■ Short task
Output the data below in full, byte for byte. Nothing may differ.
┌─ Exercise data
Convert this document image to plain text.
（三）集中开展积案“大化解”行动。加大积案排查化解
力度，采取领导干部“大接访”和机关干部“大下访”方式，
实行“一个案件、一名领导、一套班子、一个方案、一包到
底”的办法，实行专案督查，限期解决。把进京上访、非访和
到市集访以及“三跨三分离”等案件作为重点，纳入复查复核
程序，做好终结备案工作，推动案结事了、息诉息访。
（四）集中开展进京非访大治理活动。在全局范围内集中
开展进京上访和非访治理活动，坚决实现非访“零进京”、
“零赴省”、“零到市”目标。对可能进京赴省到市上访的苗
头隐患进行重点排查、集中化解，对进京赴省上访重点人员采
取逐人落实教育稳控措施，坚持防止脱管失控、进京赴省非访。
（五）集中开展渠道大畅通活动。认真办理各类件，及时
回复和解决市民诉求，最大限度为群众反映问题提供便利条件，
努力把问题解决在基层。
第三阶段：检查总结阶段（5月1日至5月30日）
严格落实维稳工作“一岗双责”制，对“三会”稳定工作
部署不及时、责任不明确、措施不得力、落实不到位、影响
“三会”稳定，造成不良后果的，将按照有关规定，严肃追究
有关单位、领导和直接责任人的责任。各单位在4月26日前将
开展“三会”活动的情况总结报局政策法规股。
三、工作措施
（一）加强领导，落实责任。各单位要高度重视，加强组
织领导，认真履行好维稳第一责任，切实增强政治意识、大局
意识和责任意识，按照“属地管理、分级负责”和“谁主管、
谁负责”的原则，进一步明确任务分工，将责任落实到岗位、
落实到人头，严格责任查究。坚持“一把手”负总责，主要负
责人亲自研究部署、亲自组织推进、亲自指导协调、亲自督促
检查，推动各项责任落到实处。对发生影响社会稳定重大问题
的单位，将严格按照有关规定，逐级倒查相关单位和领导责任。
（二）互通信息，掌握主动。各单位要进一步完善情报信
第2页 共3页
└─
■ In response
Convert this document image to plain text.
（三）集中开展积案“大化解”行动。加大积案排查化解
力度，采取领导干部“大接访”和机关干部“大下访”方式，
实行“一个案件、一名领导、一套班子、一个方案、一包到
底”的办法，实行专案督查，限期解决。把进京上访、非访和
到市集访以及“三跨三分离”等案件作为重点，纳入复查复核
程序，做好终结备案工作，推动案结事了、息诉息访。
（四）集中开展进京非访大治理活动。在全局范围内集中
开展进京上访和非访治理活动，坚决实现非访“零进京”、
“零赴省”、“零到市”目标。对可能进京赴省到市上访的苗
头隐患进行重点排查、集中化解，对进京赴省上访重点人员采
取逐人落实教育稳控措施，坚持防止脱管失控、进京赴省非访。
（五）集中开展渠道大畅通活动。认真办理各类件，及时
回复和解决市民诉求，最大限度为群众反映问题提供便利条件，
努力把问题解决在基层。
第三阶段：检查总结阶段（5月1日至5月30日）
严格落实维稳工作“一岗双责”制，对“三会”稳定工作
部署不及时、责任不明确、措施不得力、落实不到位、影响
“三会”稳定，造成不良后果的，将按照有关规定，严肃追究
有关单位、领导和直接责任人的责任。各单位在4月26日前将
开展“三会”活动的情况总结报局政策法规股。
三、工作措施
（一）加强领导，落实责任。各单位要高度重视，加强组
织领导，认真履行好维稳第一责任，切实增强政治意识、大局
意识和责任意识，按照“属地管理、分级负责”和“谁主管、
谁负责”的原则，进一步明确任务分工，将责任落实到岗位、
落实到人头，严格责任查究。坚持“一把手”负总责，主要负
责人亲自研究部署、亲自组织推进、亲自指导协调、亲自督促
检查，推动各项责任落到实处。对发生影响社会稳定重大问题
的单位，将严格按照有关规定，逐级倒查相关单位和领导责任。
（二）互通信息，掌握主动。各单位要进一步完善情报信
第2页 共3页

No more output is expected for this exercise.